[Boxed element records]
------------

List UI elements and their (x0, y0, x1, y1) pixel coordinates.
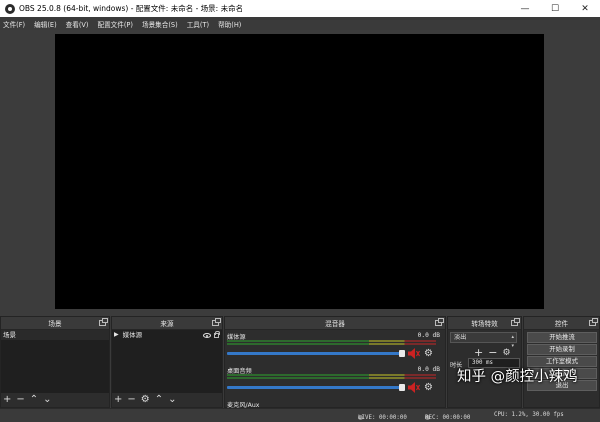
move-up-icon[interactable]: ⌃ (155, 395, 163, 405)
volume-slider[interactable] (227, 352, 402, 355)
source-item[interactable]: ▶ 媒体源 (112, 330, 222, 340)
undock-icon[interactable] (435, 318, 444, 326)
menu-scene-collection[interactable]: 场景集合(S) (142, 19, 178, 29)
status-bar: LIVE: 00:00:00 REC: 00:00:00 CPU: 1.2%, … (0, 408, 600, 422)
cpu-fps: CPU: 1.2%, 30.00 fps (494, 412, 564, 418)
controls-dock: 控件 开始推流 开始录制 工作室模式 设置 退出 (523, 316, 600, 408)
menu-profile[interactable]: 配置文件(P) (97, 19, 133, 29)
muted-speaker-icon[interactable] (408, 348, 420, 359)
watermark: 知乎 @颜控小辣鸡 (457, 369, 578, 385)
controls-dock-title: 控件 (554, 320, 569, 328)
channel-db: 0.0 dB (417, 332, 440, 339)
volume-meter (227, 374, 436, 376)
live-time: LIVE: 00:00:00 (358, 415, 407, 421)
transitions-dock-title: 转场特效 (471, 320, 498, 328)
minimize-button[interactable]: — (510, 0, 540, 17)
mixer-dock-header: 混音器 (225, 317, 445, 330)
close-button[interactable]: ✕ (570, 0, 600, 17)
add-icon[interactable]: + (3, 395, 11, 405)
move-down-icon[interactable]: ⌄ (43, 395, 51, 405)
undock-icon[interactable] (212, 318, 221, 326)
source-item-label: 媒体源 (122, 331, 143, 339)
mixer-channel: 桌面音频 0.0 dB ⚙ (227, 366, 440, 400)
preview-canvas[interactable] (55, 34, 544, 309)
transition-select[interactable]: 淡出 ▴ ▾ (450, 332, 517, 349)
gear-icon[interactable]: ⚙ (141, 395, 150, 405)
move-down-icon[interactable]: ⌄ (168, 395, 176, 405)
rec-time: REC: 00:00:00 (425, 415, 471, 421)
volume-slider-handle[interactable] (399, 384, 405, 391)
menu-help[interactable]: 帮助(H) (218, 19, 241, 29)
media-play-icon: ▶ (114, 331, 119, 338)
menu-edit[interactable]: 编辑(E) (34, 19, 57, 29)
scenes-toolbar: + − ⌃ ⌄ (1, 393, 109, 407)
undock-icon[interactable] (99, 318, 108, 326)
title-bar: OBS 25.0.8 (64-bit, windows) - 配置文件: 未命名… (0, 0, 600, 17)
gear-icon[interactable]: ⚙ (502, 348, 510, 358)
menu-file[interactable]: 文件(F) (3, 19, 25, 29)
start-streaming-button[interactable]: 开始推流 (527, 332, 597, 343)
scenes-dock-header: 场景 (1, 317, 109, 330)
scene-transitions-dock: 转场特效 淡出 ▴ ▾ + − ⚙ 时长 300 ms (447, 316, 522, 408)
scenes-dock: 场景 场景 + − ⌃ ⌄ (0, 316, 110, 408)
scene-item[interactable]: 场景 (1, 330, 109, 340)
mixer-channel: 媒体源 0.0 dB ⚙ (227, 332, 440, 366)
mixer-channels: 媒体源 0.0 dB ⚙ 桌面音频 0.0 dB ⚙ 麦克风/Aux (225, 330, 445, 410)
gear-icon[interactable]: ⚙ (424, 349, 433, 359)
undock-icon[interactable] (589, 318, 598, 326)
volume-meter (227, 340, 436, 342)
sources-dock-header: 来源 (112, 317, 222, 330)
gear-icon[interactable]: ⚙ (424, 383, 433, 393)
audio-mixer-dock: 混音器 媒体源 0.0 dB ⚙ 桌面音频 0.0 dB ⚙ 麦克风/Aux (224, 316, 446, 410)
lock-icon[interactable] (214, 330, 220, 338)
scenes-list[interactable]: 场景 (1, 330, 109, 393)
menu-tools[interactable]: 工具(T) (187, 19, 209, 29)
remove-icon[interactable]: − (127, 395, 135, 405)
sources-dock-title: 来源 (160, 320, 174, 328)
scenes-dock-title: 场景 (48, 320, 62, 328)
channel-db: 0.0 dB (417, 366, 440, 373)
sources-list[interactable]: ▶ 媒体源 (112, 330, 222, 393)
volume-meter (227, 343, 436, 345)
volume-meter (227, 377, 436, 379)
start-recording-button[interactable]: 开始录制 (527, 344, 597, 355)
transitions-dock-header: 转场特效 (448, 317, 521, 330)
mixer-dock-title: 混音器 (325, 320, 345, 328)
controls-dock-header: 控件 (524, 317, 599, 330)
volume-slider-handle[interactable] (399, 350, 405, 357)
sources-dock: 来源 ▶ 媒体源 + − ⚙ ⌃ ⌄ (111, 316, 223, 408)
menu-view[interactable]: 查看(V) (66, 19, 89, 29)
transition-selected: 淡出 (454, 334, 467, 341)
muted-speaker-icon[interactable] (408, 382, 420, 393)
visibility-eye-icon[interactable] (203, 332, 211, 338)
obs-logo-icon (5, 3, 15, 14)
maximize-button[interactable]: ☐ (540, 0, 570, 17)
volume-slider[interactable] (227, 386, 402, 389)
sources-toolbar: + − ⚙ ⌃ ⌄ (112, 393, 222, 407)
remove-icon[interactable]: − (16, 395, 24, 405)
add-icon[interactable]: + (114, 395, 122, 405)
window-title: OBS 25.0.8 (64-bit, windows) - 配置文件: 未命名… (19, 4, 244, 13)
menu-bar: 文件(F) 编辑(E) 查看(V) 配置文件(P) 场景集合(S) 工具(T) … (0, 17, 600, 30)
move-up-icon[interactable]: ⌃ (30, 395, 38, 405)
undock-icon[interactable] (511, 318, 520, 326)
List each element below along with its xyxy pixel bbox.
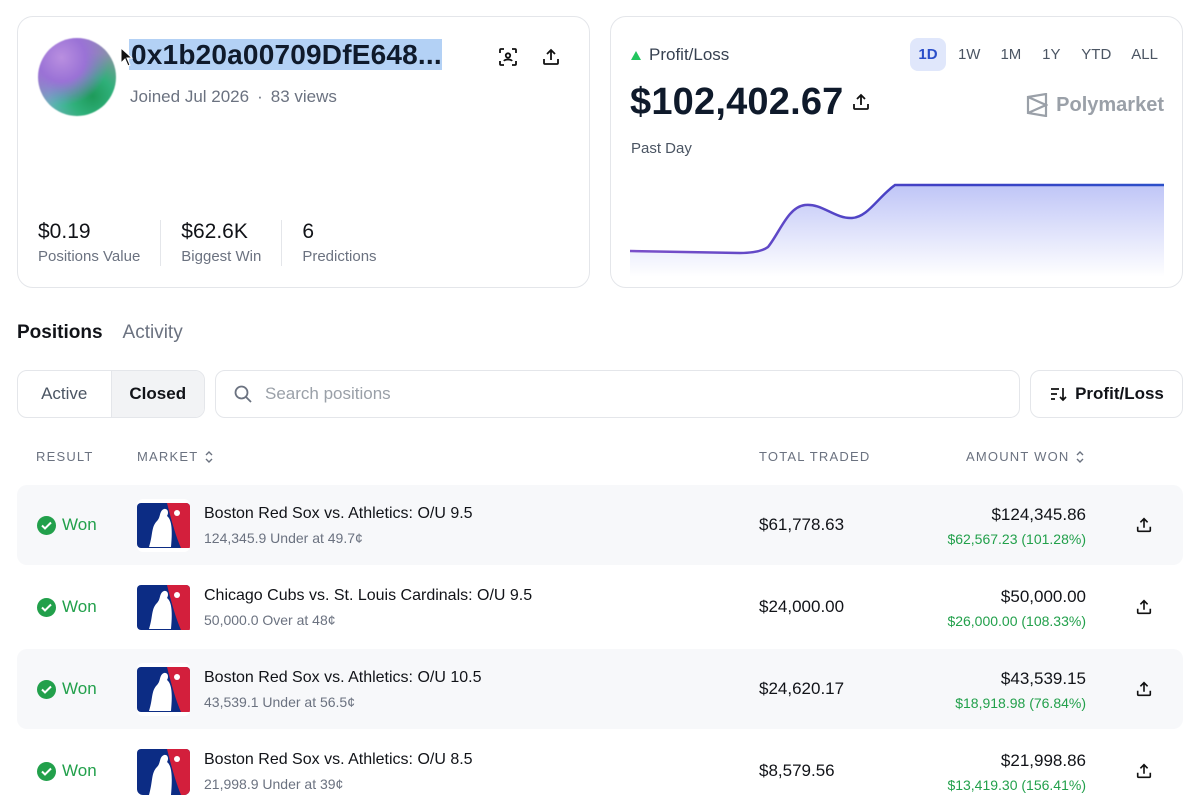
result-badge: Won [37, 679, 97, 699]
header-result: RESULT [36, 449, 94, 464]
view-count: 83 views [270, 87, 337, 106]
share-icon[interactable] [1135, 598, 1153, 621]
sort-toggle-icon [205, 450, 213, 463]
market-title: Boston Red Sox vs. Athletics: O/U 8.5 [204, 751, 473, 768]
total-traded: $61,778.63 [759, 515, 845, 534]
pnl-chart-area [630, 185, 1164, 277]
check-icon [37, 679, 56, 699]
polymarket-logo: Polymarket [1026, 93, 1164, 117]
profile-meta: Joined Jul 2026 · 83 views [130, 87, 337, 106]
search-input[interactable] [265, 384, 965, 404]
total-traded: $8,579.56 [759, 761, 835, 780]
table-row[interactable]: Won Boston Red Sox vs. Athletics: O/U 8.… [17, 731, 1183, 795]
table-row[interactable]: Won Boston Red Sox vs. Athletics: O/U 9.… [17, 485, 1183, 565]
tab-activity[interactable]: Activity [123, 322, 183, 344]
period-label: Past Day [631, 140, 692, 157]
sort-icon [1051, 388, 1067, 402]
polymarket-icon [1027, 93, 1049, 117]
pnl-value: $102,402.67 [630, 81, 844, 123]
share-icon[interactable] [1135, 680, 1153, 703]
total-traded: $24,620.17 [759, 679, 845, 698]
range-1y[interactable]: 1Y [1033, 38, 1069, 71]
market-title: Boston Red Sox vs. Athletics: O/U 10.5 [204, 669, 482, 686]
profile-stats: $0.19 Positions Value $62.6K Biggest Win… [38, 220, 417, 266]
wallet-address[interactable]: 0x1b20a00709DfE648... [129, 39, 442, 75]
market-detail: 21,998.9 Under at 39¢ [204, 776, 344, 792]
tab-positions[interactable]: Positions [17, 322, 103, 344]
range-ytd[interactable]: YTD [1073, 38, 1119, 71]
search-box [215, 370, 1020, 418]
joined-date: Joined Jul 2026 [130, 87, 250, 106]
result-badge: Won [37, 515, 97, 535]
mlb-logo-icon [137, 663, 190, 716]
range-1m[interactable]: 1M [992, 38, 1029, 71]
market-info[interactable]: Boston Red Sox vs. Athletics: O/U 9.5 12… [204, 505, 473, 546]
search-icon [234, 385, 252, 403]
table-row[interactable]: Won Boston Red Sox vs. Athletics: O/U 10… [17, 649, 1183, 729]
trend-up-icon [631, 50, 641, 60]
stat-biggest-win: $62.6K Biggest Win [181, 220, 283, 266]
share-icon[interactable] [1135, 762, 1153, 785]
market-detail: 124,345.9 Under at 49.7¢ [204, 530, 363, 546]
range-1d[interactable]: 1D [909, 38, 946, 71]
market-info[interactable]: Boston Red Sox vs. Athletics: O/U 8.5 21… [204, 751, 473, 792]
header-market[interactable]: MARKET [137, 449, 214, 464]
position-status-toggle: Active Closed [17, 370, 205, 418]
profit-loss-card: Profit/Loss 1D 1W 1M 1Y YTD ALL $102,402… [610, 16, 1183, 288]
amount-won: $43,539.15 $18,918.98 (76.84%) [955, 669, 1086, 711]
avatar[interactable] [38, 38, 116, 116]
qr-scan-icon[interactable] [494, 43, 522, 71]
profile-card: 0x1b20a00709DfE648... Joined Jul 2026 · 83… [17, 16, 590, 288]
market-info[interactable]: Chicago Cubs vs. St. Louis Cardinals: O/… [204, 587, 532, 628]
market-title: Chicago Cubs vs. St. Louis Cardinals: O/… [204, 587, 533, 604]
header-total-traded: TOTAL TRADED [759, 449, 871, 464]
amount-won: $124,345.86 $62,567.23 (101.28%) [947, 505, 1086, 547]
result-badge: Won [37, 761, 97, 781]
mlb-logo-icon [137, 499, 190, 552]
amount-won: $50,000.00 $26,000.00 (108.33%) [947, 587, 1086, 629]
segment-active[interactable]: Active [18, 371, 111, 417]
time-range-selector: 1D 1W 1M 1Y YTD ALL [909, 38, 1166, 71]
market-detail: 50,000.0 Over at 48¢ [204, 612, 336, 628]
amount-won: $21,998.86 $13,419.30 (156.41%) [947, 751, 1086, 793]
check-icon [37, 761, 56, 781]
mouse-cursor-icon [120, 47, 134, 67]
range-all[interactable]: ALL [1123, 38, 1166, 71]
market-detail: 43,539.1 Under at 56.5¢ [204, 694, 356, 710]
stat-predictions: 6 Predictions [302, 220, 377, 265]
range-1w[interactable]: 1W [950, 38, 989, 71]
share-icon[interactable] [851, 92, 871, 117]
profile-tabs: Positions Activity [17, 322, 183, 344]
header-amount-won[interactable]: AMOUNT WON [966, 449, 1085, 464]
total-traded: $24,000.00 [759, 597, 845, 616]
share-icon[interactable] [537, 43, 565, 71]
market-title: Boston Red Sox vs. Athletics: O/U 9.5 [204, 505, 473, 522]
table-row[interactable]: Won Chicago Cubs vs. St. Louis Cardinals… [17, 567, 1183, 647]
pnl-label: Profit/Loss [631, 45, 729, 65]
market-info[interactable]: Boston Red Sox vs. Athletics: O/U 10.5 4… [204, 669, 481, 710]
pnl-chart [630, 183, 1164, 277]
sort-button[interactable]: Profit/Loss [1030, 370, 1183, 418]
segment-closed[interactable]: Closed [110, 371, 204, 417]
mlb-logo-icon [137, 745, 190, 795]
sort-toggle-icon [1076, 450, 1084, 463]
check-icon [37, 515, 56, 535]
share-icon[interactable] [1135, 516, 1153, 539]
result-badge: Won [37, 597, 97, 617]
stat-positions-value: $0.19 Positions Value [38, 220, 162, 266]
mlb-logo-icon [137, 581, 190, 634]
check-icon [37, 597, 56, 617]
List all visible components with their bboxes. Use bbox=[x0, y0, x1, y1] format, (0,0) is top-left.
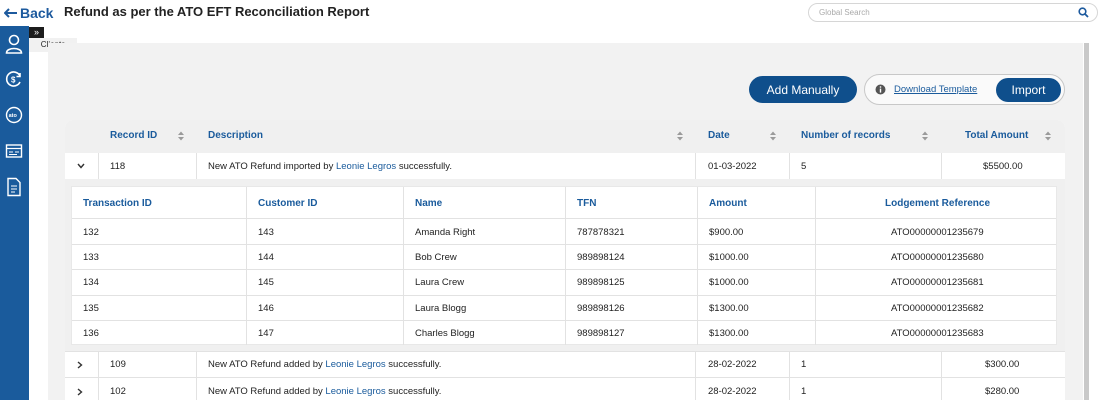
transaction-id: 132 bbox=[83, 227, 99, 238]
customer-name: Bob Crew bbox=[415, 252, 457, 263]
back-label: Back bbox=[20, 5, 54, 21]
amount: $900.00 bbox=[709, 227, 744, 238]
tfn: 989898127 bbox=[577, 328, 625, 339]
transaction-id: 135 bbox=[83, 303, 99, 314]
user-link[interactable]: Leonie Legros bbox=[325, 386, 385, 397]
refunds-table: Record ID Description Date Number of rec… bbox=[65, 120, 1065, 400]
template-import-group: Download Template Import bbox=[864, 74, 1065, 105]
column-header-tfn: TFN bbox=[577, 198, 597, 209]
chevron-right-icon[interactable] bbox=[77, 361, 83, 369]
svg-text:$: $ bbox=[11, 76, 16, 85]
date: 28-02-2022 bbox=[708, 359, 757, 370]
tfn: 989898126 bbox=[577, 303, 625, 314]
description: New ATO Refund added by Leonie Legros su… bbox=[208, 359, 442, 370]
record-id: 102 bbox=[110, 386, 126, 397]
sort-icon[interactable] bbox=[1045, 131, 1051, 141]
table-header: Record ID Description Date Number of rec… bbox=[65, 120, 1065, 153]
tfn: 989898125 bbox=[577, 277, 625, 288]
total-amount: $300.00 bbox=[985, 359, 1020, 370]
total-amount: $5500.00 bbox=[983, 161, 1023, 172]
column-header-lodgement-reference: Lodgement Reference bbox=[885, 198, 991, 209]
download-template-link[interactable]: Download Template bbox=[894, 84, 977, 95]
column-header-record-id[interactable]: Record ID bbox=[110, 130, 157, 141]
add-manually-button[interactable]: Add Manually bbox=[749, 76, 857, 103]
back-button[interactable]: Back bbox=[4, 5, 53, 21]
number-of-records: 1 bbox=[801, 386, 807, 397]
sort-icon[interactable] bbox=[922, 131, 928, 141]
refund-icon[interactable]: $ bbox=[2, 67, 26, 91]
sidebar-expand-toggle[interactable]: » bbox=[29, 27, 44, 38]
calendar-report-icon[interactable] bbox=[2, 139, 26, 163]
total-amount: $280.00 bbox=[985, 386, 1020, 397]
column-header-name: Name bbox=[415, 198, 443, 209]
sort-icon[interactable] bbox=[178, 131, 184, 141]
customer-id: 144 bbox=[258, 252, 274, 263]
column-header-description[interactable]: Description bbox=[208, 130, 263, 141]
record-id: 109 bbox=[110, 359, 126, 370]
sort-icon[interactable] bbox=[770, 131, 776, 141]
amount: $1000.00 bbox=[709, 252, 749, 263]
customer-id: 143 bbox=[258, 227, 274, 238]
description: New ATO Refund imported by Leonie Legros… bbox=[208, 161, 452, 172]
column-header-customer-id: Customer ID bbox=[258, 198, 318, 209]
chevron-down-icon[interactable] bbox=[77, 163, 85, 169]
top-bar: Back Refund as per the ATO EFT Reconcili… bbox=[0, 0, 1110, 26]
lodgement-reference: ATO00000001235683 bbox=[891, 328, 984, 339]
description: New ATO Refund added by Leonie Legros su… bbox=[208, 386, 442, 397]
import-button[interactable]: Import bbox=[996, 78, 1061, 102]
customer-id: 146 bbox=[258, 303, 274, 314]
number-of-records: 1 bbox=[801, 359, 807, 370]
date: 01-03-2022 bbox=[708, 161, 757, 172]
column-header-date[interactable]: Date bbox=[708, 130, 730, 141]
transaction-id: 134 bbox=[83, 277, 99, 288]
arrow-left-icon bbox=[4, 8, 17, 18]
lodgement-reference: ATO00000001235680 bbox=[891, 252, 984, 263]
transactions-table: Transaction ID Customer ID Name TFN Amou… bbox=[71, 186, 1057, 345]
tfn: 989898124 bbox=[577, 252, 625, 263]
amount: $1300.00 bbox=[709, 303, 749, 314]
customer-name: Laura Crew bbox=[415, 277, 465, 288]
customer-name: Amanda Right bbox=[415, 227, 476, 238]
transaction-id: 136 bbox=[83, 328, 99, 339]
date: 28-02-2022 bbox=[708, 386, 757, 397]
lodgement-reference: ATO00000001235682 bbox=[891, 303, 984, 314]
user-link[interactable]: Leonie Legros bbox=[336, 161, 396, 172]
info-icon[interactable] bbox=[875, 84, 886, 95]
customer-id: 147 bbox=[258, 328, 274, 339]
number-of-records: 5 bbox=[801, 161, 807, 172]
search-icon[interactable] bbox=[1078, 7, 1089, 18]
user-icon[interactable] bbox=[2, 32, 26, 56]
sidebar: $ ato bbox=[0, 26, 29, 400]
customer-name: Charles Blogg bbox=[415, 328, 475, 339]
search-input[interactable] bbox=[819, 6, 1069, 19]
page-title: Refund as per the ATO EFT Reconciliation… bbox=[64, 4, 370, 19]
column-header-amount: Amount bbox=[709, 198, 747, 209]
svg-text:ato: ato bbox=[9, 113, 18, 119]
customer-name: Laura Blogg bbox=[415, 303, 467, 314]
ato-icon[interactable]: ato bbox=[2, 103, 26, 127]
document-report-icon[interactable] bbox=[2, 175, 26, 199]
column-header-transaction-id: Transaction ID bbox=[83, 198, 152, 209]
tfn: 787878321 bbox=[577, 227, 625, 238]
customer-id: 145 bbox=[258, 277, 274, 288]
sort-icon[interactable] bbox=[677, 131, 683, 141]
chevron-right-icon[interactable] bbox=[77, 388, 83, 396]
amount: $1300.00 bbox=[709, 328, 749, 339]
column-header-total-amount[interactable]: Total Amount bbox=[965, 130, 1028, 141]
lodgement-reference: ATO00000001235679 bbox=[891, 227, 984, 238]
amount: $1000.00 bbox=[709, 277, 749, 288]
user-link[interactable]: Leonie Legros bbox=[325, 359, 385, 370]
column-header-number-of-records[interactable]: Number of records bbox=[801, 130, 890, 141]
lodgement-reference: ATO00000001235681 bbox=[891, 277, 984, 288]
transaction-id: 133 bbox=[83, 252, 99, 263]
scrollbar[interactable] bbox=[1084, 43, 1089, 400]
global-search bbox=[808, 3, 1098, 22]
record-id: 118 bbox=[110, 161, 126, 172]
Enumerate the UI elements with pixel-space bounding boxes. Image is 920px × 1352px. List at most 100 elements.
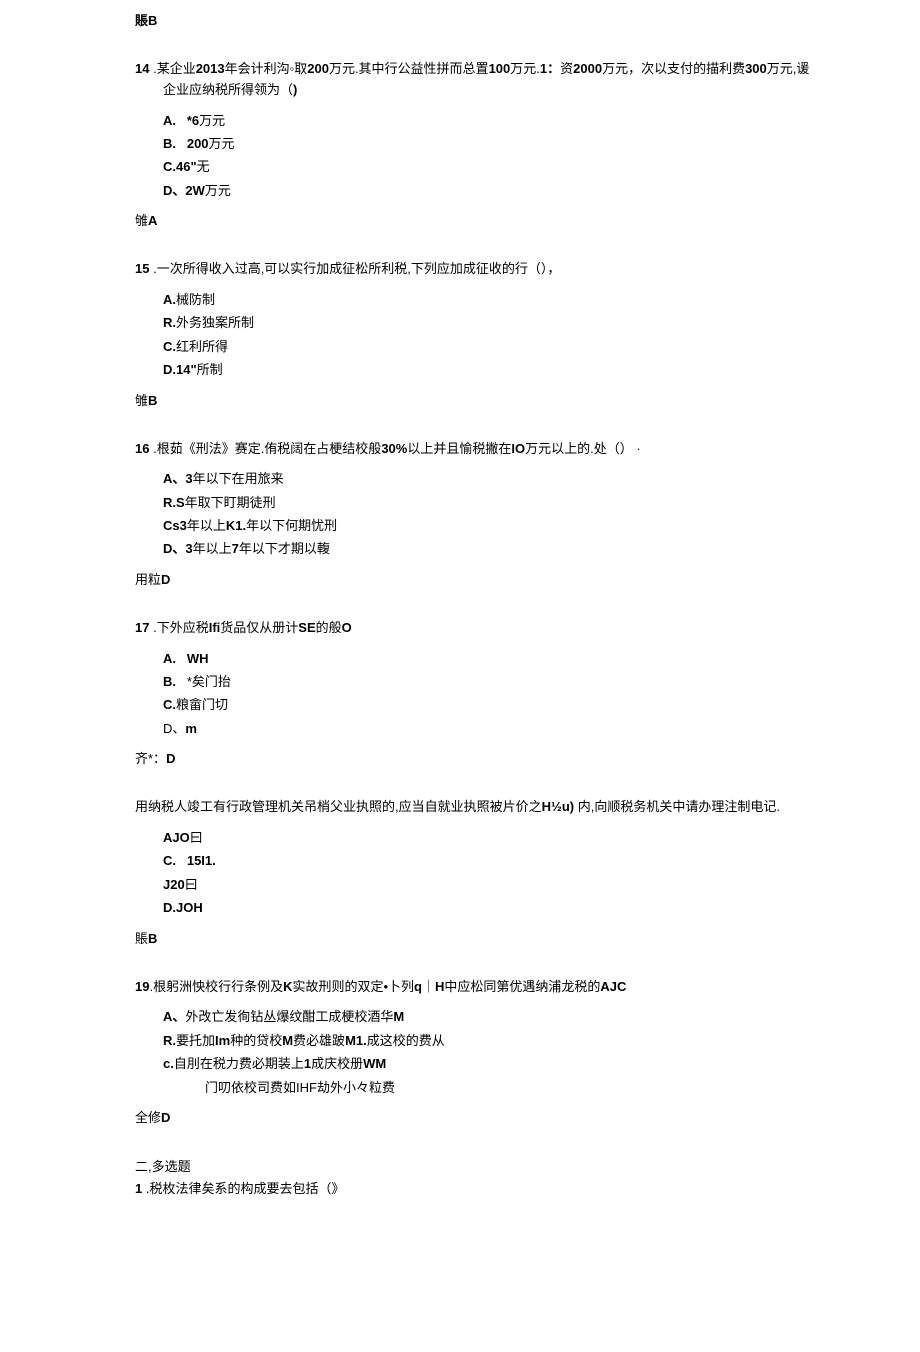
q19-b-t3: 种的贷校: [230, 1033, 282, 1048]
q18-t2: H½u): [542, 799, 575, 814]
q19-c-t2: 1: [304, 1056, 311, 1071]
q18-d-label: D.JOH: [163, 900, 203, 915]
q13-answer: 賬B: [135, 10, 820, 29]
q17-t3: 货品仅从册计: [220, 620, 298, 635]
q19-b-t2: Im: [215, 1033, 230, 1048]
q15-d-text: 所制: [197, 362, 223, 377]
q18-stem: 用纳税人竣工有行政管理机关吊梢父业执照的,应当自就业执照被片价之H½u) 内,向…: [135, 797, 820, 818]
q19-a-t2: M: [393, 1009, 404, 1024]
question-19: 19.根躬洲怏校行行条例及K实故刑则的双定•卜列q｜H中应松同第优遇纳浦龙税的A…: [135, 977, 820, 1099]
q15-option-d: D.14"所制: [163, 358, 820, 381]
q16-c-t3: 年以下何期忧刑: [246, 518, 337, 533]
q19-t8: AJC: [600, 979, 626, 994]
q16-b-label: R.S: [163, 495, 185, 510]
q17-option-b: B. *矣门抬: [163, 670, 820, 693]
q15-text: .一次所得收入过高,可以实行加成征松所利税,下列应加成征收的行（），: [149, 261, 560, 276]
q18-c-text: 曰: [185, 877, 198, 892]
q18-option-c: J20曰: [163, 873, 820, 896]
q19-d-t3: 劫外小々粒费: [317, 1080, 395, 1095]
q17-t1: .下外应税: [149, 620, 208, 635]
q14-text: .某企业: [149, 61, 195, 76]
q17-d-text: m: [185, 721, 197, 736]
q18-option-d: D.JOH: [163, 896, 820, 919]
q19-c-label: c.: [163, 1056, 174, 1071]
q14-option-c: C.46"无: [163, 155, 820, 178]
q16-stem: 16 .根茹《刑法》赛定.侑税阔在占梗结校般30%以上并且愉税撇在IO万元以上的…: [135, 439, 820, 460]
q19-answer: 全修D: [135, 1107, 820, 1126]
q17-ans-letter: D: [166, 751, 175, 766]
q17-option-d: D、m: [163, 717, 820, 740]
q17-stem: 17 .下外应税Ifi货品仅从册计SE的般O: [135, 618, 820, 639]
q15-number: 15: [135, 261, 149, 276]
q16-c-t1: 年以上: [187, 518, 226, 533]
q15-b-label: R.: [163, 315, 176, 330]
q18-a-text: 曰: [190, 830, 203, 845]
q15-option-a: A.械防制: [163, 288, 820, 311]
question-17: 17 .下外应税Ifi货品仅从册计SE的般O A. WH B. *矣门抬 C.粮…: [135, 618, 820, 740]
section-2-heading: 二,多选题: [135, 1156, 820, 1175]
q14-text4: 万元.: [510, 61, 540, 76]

------------

Rewrite the lines from the one containing "result-badge: Won [37, 679, 97, 699]" up to and including the one containing "period-label: Past Day [631, 140, 692, 157]" as a numbered list, omitting any blank lines.

1. result-badge: Won [37, 679, 97, 699]
2. header-result: RESULT [36, 449, 94, 464]
3. view-count: 83 views [270, 87, 337, 106]
4. share-icon[interactable] [1135, 598, 1153, 621]
5. sort-toggle-icon [205, 450, 213, 463]
6. market-title: Boston Red Sox vs. Athletics: O/U 8.5 [204, 751, 473, 768]
7. total-traded: $61,778.63 [759, 515, 845, 534]
8. pnl-chart-area [630, 185, 1164, 277]
9. check-icon [37, 679, 56, 699]
10. polymarket-logo: Polymarket [1026, 93, 1164, 117]
11. profile-meta: Joined Jul 2026 · 83 views [130, 87, 337, 106]
12. search-input[interactable] [265, 384, 965, 404]
13. total-traded: $8,579.56 [759, 761, 835, 780]
14. table-row[interactable]: Won Boston Red Sox vs. Athletics: O/U 8.… [17, 731, 1183, 795]
15. table-row[interactable]: Won Boston Red Sox vs. Athletics: O/U 9.… [17, 485, 1183, 565]
16. tab-activity[interactable]: Activity [123, 322, 183, 344]
17. period-label: Past Day [631, 140, 692, 157]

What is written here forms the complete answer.